Western media wouldn't care what spots Limonov (or Politkovskaya) had if it made useful propaganda. As is proven by the elevation to martyrdom status of the highly dubious dirty trickster, Litvinenko.

You can dispute the relative obscurity of Politkovskaya in Russia if you wish to pick on a tangent to rubbish the article - and perhaps you want to provide a link in support of your argument, as I do. But Novaya Gazeta is hardly Cosmopolitan, while publishing books outside the country, in a foreign language, is hardly recipe for local popularity.
November 29, 2006 | url
Votes: +0

wennington blues said:

When remarking on tabloids and then naming the Telgraph, one should be careful not to mix the two...
Furthermore, one might want to have a look at the BBC website, well-known to be perhaps the most neutral media medium in the world before assuming that the British media is in fact mixing and changing the facts on a daily basis hmm? there seems to be som much talk about the Telegraph. i wonder whether one reads anything else?
November 30, 2006
Votes: +0

Copy Dude said:

Copy Dude
he BBC website, well-known to be perhaps the most neutral media medium in the world

You mean the Biased Broadcasting Corporation or the Blair Broadcasting Corporation? On the contrary, you might like to check the neutral Medialens Organisation website, where the BBC is the focus of the majority of complaints.

> Data to process:

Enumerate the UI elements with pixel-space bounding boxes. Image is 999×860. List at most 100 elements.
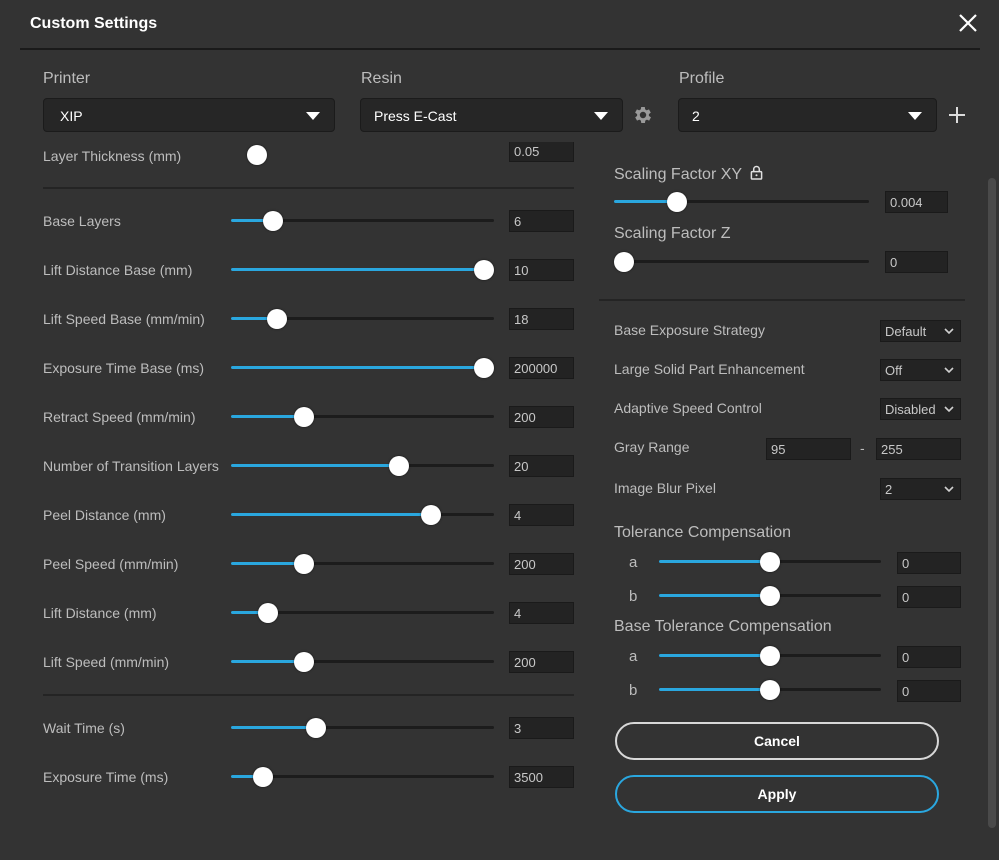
printer-select[interactable]: XIP <box>43 98 335 132</box>
slider-thumb[interactable] <box>257 603 278 623</box>
setting-row: Peel Speed (mm/min) 200 <box>20 549 600 579</box>
setting-label: Peel Speed (mm/min) <box>43 556 179 572</box>
slider-thumb[interactable] <box>474 260 494 280</box>
tolerance-b-slider[interactable] <box>659 581 881 611</box>
cancel-button[interactable]: Cancel <box>615 722 939 760</box>
slider-thumb[interactable] <box>666 192 687 212</box>
setting-label: Exposure Time Base (ms) <box>43 360 205 376</box>
chevron-down-icon <box>306 112 320 120</box>
slider-thumb[interactable] <box>474 358 494 378</box>
base-tolerance-b-input[interactable]: 0 <box>897 680 961 702</box>
resin-label: Resin <box>361 70 402 87</box>
setting-row: Base Layers 6 <box>20 206 600 236</box>
setting-input[interactable]: 4 <box>509 602 574 624</box>
slider-thumb[interactable] <box>294 407 315 427</box>
setting-input[interactable]: 20 <box>509 455 574 477</box>
setting-input[interactable]: 3500 <box>509 766 574 788</box>
setting-label: Peel Distance (mm) <box>43 507 166 523</box>
setting-slider[interactable] <box>231 500 494 530</box>
layer-thickness-label: Layer Thickness (mm) <box>43 148 182 164</box>
scaling-z-slider[interactable] <box>614 247 869 277</box>
title-divider <box>20 48 980 50</box>
setting-slider[interactable] <box>231 762 494 792</box>
gear-icon[interactable] <box>632 104 654 126</box>
slider-thumb[interactable] <box>760 646 780 666</box>
setting-label: Exposure Time (ms) <box>43 769 169 785</box>
slider-track[interactable] <box>614 260 869 263</box>
large-solid-select[interactable]: Off <box>880 359 961 381</box>
tolerance-b-input[interactable]: 0 <box>897 586 961 608</box>
setting-input[interactable]: 200 <box>509 406 574 428</box>
setting-input[interactable]: 3 <box>509 717 574 739</box>
slider-thumb[interactable] <box>760 586 780 606</box>
setting-slider[interactable] <box>231 647 494 677</box>
slider-fill <box>231 726 317 729</box>
tolerance-a-input[interactable]: 0 <box>897 552 961 574</box>
slider-thumb[interactable] <box>294 652 315 672</box>
slider-thumb[interactable] <box>420 505 441 525</box>
layer-thickness-input[interactable]: 0.05 <box>509 142 574 162</box>
slider-thumb[interactable] <box>614 252 634 272</box>
scaling-xy-label: Scaling Factor XY <box>614 165 763 184</box>
lock-icon[interactable] <box>750 165 763 180</box>
setting-row: Exposure Time (ms) 3500 <box>20 762 600 792</box>
setting-slider[interactable] <box>231 451 494 481</box>
section-divider <box>43 694 574 696</box>
scrollbar[interactable] <box>988 178 996 828</box>
setting-slider[interactable] <box>231 206 494 236</box>
chevron-down-icon <box>908 112 922 120</box>
profile-select[interactable]: 2 <box>678 98 937 132</box>
setting-slider[interactable] <box>231 402 494 432</box>
base-tolerance-a-label: a <box>629 648 638 665</box>
slider-thumb[interactable] <box>262 211 283 231</box>
setting-label: Lift Speed (mm/min) <box>43 654 170 670</box>
apply-button[interactable]: Apply <box>615 775 939 813</box>
gray-range-max-input[interactable]: 255 <box>876 438 961 460</box>
plus-icon[interactable] <box>946 104 968 126</box>
scaling-z-input[interactable]: 0 <box>885 251 948 273</box>
setting-input[interactable]: 200 <box>509 553 574 575</box>
scaling-xy-slider[interactable] <box>614 187 869 217</box>
setting-slider[interactable] <box>231 353 494 383</box>
slider-thumb[interactable] <box>760 680 780 700</box>
slider-fill <box>231 464 399 467</box>
setting-input[interactable]: 6 <box>509 210 574 232</box>
base-tolerance-a-slider[interactable] <box>659 641 881 671</box>
close-icon[interactable] <box>956 11 980 35</box>
base-tolerance-a-input[interactable]: 0 <box>897 646 961 668</box>
setting-input[interactable]: 18 <box>509 308 574 330</box>
slider-thumb[interactable] <box>252 767 273 787</box>
adaptive-speed-select[interactable]: Disabled <box>880 398 961 420</box>
printer-label: Printer <box>43 70 91 87</box>
blur-pixel-select[interactable]: 2 <box>880 478 961 500</box>
setting-slider[interactable] <box>231 255 494 285</box>
setting-input[interactable]: 4 <box>509 504 574 526</box>
slider-thumb[interactable] <box>306 718 327 738</box>
setting-input[interactable]: 200000 <box>509 357 574 379</box>
setting-slider[interactable] <box>231 304 494 334</box>
setting-slider[interactable] <box>231 598 494 628</box>
setting-slider[interactable] <box>231 549 494 579</box>
slider-thumb[interactable] <box>760 552 780 572</box>
left-settings-panel[interactable]: Layer Thickness (mm) 0.05 Base Layers 6 Li… <box>20 142 600 832</box>
slider-thumb[interactable] <box>267 309 288 329</box>
slider-fill <box>659 560 770 563</box>
slider-thumb[interactable] <box>294 554 315 574</box>
resin-value: Press E-Cast <box>374 108 457 124</box>
chevron-down-icon <box>944 367 954 374</box>
layer-thickness-slider[interactable] <box>231 142 494 170</box>
slider-thumb[interactable] <box>388 456 409 476</box>
setting-slider[interactable] <box>231 713 494 743</box>
base-tolerance-b-slider[interactable] <box>659 675 881 705</box>
base-exposure-select[interactable]: Default <box>880 320 961 342</box>
tolerance-a-slider[interactable] <box>659 547 881 577</box>
tolerance-b-label: b <box>629 588 638 605</box>
setting-label: Wait Time (s) <box>43 720 125 736</box>
setting-input[interactable]: 10 <box>509 259 574 281</box>
profile-value: 2 <box>692 108 700 124</box>
gray-range-min-input[interactable]: 95 <box>766 438 851 460</box>
setting-input[interactable]: 200 <box>509 651 574 673</box>
scaling-xy-input[interactable]: 0.004 <box>885 191 948 213</box>
slider-thumb[interactable] <box>247 145 267 165</box>
resin-select[interactable]: Press E-Cast <box>360 98 623 132</box>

> Written request 1:
In the comment thread about media coverage, which website does Copy Dude recommend as neutral?
> Written request 2:
Duplicate the lines of the entries starting at the line containing "printer-select[interactable]: XIP <box>43" and ending at the line containing "setting-label: Peel Distance".

> Complete output 1:
The Medialens Organisation website.

> Complete output 2:
printer-select[interactable]: XIP <box>43 98 335 132</box>
slider-thumb[interactable] <box>257 603 278 623</box>
setting-row: Peel Speed (mm/min) 200 <box>20 549 600 579</box>
setting-label: Peel Speed (mm/min) <box>43 556 179 572</box>
slider-thumb[interactable] <box>474 260 494 280</box>
tolerance-b-slider[interactable] <box>659 581 881 611</box>
cancel-button[interactable]: Cancel <box>615 722 939 760</box>
slider-thumb[interactable] <box>666 192 687 212</box>
setting-label: Exposure Time Base (ms) <box>43 360 205 376</box>
chevron-down-icon <box>306 112 320 120</box>
slider-thumb[interactable] <box>474 358 494 378</box>
base-tolerance-b-input[interactable]: 0 <box>897 680 961 702</box>
resin-label: Resin <box>361 70 402 87</box>
setting-row: Base Layers 6 <box>20 206 600 236</box>
setting-input[interactable]: 4 <box>509 602 574 624</box>
slider-thumb[interactable] <box>294 407 315 427</box>
setting-input[interactable]: 20 <box>509 455 574 477</box>
setting-input[interactable]: 3500 <box>509 766 574 788</box>
setting-label: Peel Distance (mm) <box>43 507 166 523</box>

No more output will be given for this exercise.